Given request. Quote word for word from the line holding "What does this" to the last line below, including both, and omit any pictures.

Given records.

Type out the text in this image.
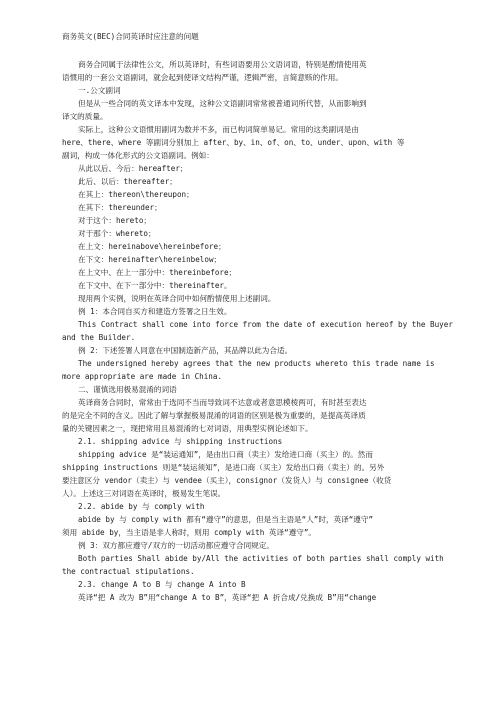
商务英文(BEC)合同英译时应注意的问题
商务合同属于法律性公文，所以英译时，有些词语要用公文语词语，特别是酌情使用英
语惯用的一套公文语副词，就会起到使译文结构严谨，逻辑严密，言简意赅的作用。
一.公文副词
但是从一些合同的英文译本中发现，这种公文语副词常常被普通词所代替，从而影响到
译文的质量。
实际上，这种公文语惯用副词为数并不多，而已构词简单易记。常用的这类副词是由
here、there、where 等副词分别加上 after、by、in、of、on、to、under、upon、with 等
副词，构成一体化形式的公文语副词。例如：
从此以后、今后：hereafter；
此后、以后：thereafter；
在其上：thereon\thereupon；
在其下：thereunder；
对于这个：hereto；
对于那个：whereto；
在上文：hereinabove\hereinbefore；
在下文：hereinafter\hereinbelow；
在上文中、在上一部分中：thereinbefore；
在下文中、在下一部分中：thereinafter。
现用两个实例，说明在英译合同中如何酌情使用上述副词。
例 1：本合同自买方和建造方签署之日生效。
This Contract shall come into force from the date of execution hereof by the Buyer
and the Builder.
例 2：下述签署人同意在中国制造新产品，其品牌以此为合适。
The undersigned hereby agrees that the new products whereto this trade name is
more appropriate are made in China.
二、谨慎选用极易混淆的词语
英译商务合同时，常常由于选同不当而导致词不达意或者意思模棱两可，有时甚至表达
的是完全不同的含义。因此了解与掌握极易混淆的词语的区别是极为重要的，是提高英译质
量的关键因素之一，现把常用且易混淆的七对词语，用典型实例论述如下。
2.1. shipping advice 与 shipping instructions
shipping advice 是“装运通知”，是由出口商（卖主）发给进口商（买主）的。然而
shipping instructions 则是“装运须知”，是进口商（买主）发给出口商（卖主）的。另外
要注意区分 vendor（卖主）与 vendee（买主），consignor（发货人）与 consignee（收货
人）。上述这三对词语在英译时，极易发生笔误。
2.2. abide by 与 comply with
abide by 与 comply with 都有“遵守”的意思，但是当主语是“人”时，英译“遵守”
须用 abide by，当主语是非人称时，则用 comply with 英译“遵守”。
例 3：双方都应遵守/双方的一切活动都应遵守合同规定。
Both parties Shall abide by/All the activities of both parties shall comply with
the contractual stipulations.
2.3. change A to B 与 change A into B
英译“把 A 改为 B”用“change A to B”，英译“把 A 折合成/兑换成 B”用“change
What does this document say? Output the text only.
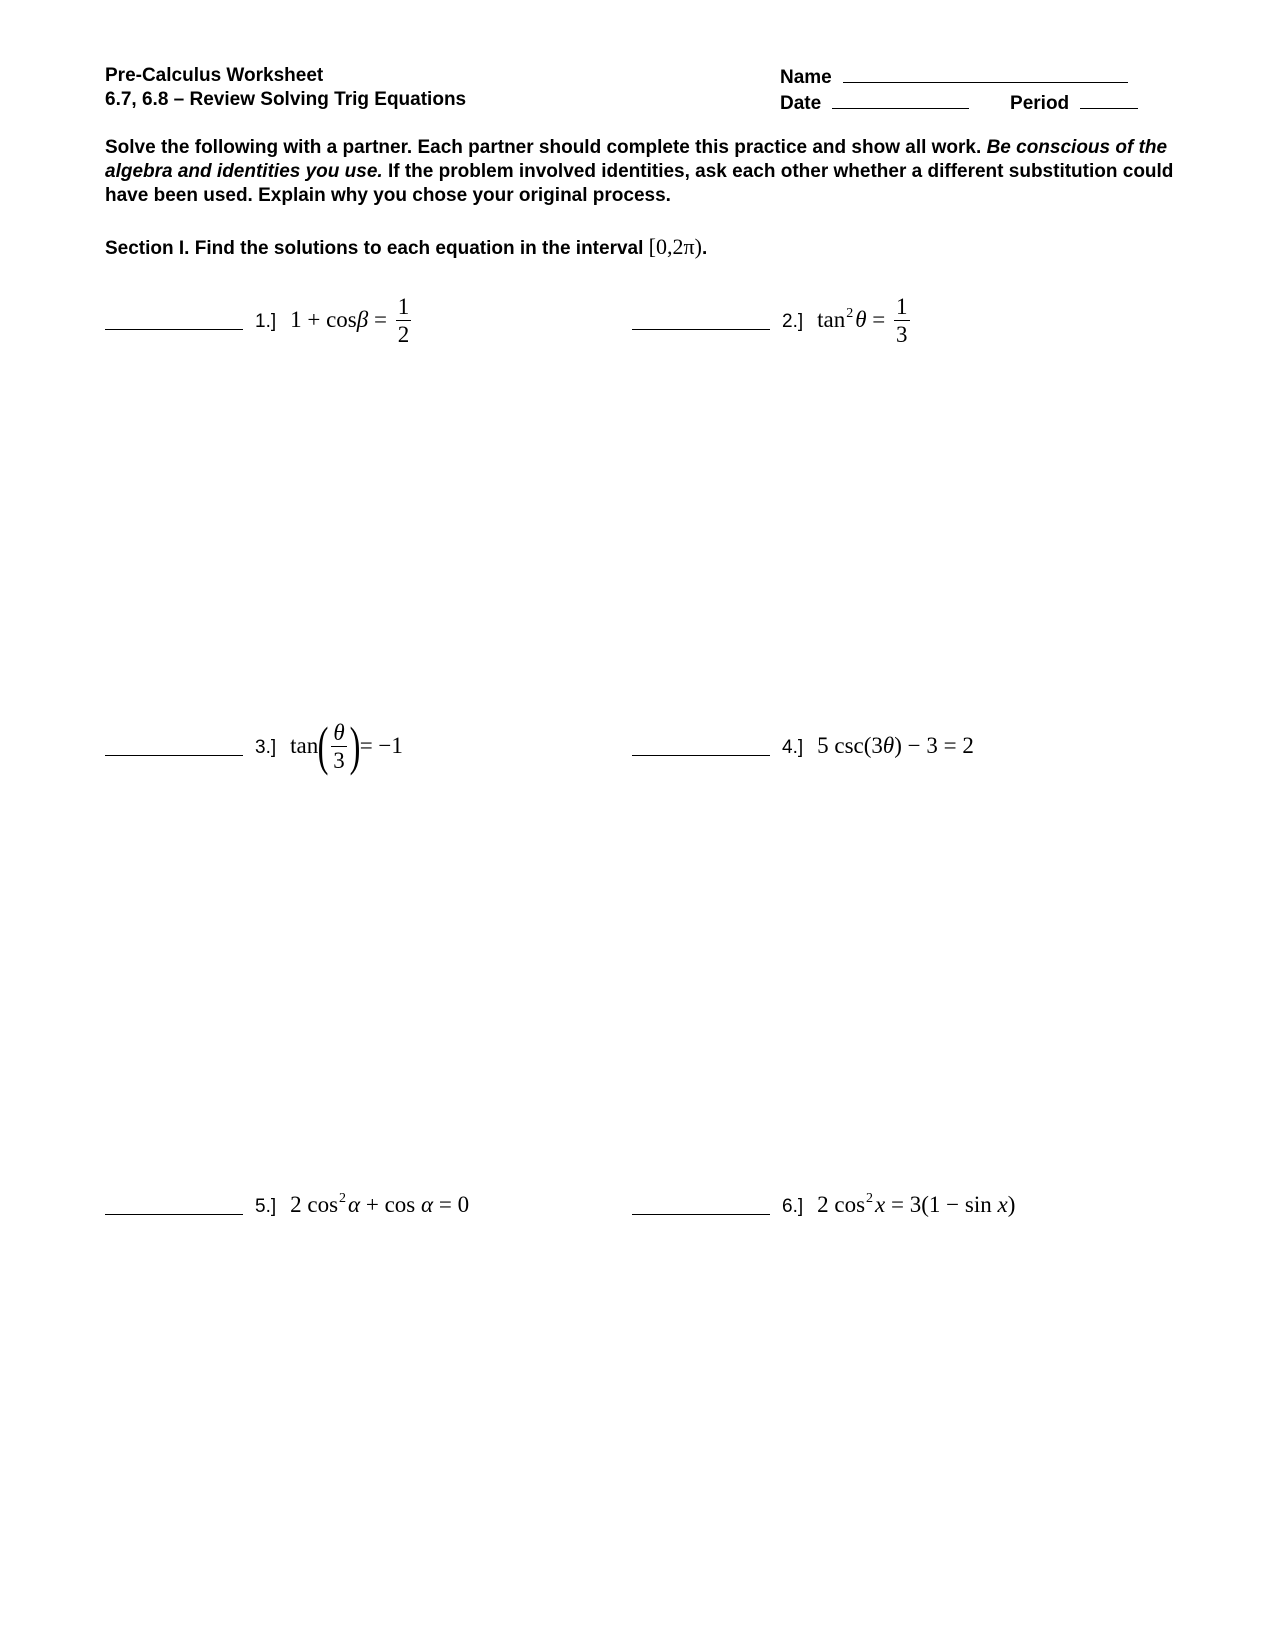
Pre-Calculus Worksheet
6.7, 6.8 – Review Solving Trig Equations
Name
Date	Period
Solve the following with a partner. Each partner should complete this practice and show all work. Be conscious of the algebra and identities you use. If the problem involved identities, ask each other whether a different substitution could have been used. Explain why you chose your original process.
Section I. Find the solutions to each equation in the interval [0,2π).
1.] $1 + \cos \beta = \frac{1}{2}$	2.] tan 2 $\theta = \frac{1}{3}$
3.] tan ( $\frac{\theta}{3}$ ) = −1	4.] 5 csc(3 θ ) − 3 = 2
5.] 2 cos 2 α + cos α = 0	6.] 2 cos 2 x = 3(1 − sin x )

Answer to this problem.
What does this document say? Output the text only.
Pre-Calculus Worksheet
6.7, 6.8 – Review Solving Trig Equations
Name
Date	Period
Solve the following with a partner. Each partner should complete this practice and show all work. Be conscious of the algebra and identities you use. If the problem involved identities, ask each other whether a different substitution could have been used. Explain why you chose your original process.
Section I. Find the solutions to each equation in the interval [0,2π).
1.] $1 + \cos \beta = \frac{1}{2}$	2.] tan 2 $\theta = \frac{1}{3}$
3.] tan ( $\frac{\theta}{3}$ ) = −1	4.] 5 csc(3 θ ) − 3 = 2
5.] 2 cos 2 α + cos α = 0	6.] 2 cos 2 x = 3(1 − sin x )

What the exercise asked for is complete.